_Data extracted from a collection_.
━━━━

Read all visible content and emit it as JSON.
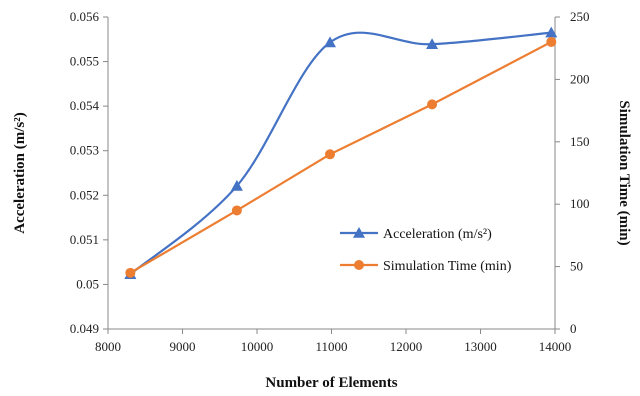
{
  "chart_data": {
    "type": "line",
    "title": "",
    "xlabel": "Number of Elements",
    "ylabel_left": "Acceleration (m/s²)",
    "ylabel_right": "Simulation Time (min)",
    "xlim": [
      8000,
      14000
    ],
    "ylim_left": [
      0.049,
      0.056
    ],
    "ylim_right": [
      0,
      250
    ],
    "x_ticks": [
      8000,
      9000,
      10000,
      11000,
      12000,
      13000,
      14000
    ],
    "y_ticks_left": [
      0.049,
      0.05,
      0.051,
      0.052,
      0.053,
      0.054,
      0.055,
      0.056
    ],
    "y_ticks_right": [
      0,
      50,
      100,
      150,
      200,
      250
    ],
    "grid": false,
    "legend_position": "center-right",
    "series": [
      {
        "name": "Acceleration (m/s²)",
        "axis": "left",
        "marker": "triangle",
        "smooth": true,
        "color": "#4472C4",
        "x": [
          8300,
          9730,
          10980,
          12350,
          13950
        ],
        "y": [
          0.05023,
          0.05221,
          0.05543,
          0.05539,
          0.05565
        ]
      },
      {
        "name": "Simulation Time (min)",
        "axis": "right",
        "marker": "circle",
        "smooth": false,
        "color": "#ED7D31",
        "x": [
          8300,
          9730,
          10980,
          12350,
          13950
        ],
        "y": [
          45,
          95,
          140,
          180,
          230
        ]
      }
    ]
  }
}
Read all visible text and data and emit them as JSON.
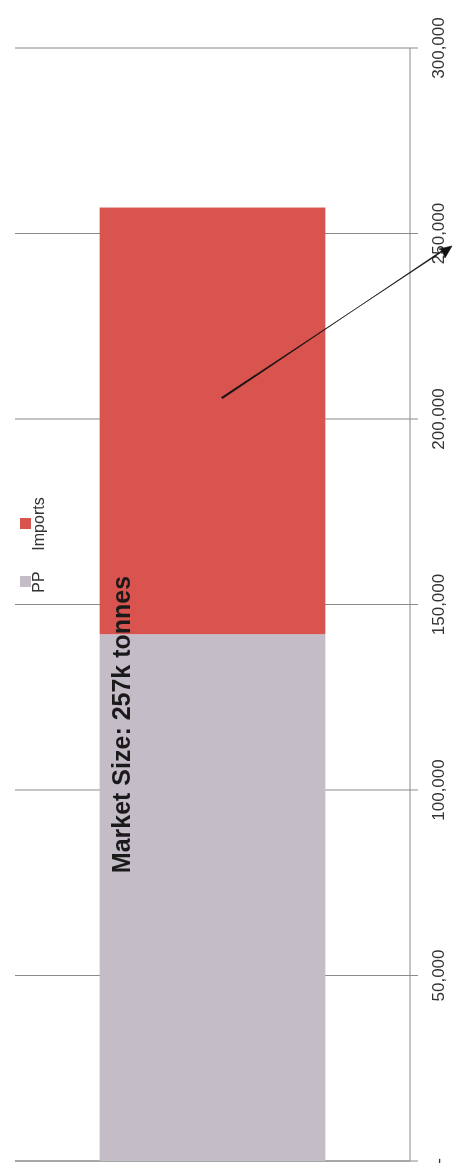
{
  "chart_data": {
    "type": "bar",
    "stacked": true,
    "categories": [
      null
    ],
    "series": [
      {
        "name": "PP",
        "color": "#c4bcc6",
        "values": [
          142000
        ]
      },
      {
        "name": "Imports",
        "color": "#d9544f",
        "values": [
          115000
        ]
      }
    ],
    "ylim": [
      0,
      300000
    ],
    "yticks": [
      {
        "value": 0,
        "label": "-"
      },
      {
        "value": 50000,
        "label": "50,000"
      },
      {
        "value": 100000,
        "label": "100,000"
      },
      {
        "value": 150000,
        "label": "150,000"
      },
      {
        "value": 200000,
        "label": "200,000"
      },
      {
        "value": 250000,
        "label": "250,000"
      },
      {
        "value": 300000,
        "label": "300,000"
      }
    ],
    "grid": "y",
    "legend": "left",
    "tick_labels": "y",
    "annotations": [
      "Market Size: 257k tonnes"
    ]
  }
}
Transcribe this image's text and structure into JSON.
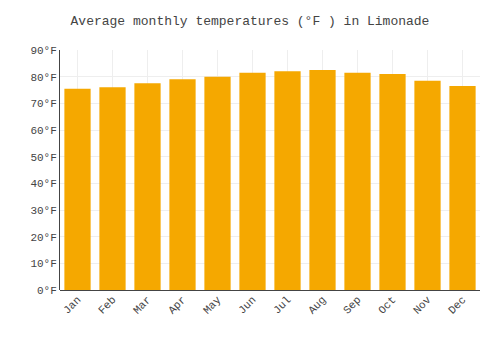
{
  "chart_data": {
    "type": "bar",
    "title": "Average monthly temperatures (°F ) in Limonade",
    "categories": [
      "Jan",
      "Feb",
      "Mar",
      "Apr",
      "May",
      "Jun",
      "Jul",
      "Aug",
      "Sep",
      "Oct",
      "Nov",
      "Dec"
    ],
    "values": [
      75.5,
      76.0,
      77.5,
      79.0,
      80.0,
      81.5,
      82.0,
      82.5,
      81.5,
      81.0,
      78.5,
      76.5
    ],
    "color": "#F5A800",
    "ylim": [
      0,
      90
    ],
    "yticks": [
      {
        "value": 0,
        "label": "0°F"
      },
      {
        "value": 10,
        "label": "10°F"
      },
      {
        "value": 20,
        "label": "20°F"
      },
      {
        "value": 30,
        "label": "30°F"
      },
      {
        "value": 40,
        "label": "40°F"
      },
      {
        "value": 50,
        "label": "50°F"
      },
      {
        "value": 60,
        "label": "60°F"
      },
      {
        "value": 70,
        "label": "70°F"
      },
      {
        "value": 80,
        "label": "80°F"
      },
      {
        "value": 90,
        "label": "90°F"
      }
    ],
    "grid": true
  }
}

━━━━

_TASK STATEMENT_. Copy the material above in full and exactly, skipping pictures.

_ANSWER TO THE PROBLEM_.
Read all visible content and emit it as JSON.
{
  "chart_data": {
    "type": "line",
    "title": "",
    "xlabel": "Number of Elements",
    "ylabel_left": "Acceleration (m/s²)",
    "ylabel_right": "Simulation Time (min)",
    "xlim": [
      8000,
      14000
    ],
    "ylim_left": [
      0.049,
      0.056
    ],
    "ylim_right": [
      0,
      250
    ],
    "x_ticks": [
      8000,
      9000,
      10000,
      11000,
      12000,
      13000,
      14000
    ],
    "y_ticks_left": [
      0.049,
      0.05,
      0.051,
      0.052,
      0.053,
      0.054,
      0.055,
      0.056
    ],
    "y_ticks_right": [
      0,
      50,
      100,
      150,
      200,
      250
    ],
    "grid": false,
    "legend_position": "center-right",
    "series": [
      {
        "name": "Acceleration (m/s²)",
        "axis": "left",
        "marker": "triangle",
        "smooth": true,
        "color": "#4472C4",
        "x": [
          8300,
          9730,
          10980,
          12350,
          13950
        ],
        "y": [
          0.05023,
          0.05221,
          0.05543,
          0.05539,
          0.05565
        ]
      },
      {
        "name": "Simulation Time (min)",
        "axis": "right",
        "marker": "circle",
        "smooth": false,
        "color": "#ED7D31",
        "x": [
          8300,
          9730,
          10980,
          12350,
          13950
        ],
        "y": [
          45,
          95,
          140,
          180,
          230
        ]
      }
    ]
  }
}
Read all visible text and data and emit them as JSON.
{
  "chart_data": {
    "type": "bar",
    "stacked": true,
    "categories": [
      null
    ],
    "series": [
      {
        "name": "PP",
        "color": "#c4bcc6",
        "values": [
          142000
        ]
      },
      {
        "name": "Imports",
        "color": "#d9544f",
        "values": [
          115000
        ]
      }
    ],
    "ylim": [
      0,
      300000
    ],
    "yticks": [
      {
        "value": 0,
        "label": "-"
      },
      {
        "value": 50000,
        "label": "50,000"
      },
      {
        "value": 100000,
        "label": "100,000"
      },
      {
        "value": 150000,
        "label": "150,000"
      },
      {
        "value": 200000,
        "label": "200,000"
      },
      {
        "value": 250000,
        "label": "250,000"
      },
      {
        "value": 300000,
        "label": "300,000"
      }
    ],
    "grid": "y",
    "legend": "left",
    "tick_labels": "y",
    "annotations": [
      "Market Size: 257k tonnes"
    ]
  }
}
Transcribe this image's text and structure into JSON.
{
  "chart_data": {
    "type": "bar",
    "title": "Average monthly temperatures (°F ) in Limonade",
    "categories": [
      "Jan",
      "Feb",
      "Mar",
      "Apr",
      "May",
      "Jun",
      "Jul",
      "Aug",
      "Sep",
      "Oct",
      "Nov",
      "Dec"
    ],
    "values": [
      75.5,
      76.0,
      77.5,
      79.0,
      80.0,
      81.5,
      82.0,
      82.5,
      81.5,
      81.0,
      78.5,
      76.5
    ],
    "color": "#F5A800",
    "ylim": [
      0,
      90
    ],
    "yticks": [
      {
        "value": 0,
        "label": "0°F"
      },
      {
        "value": 10,
        "label": "10°F"
      },
      {
        "value": 20,
        "label": "20°F"
      },
      {
        "value": 30,
        "label": "30°F"
      },
      {
        "value": 40,
        "label": "40°F"
      },
      {
        "value": 50,
        "label": "50°F"
      },
      {
        "value": 60,
        "label": "60°F"
      },
      {
        "value": 70,
        "label": "70°F"
      },
      {
        "value": 80,
        "label": "80°F"
      },
      {
        "value": 90,
        "label": "90°F"
      }
    ],
    "grid": true
  }
}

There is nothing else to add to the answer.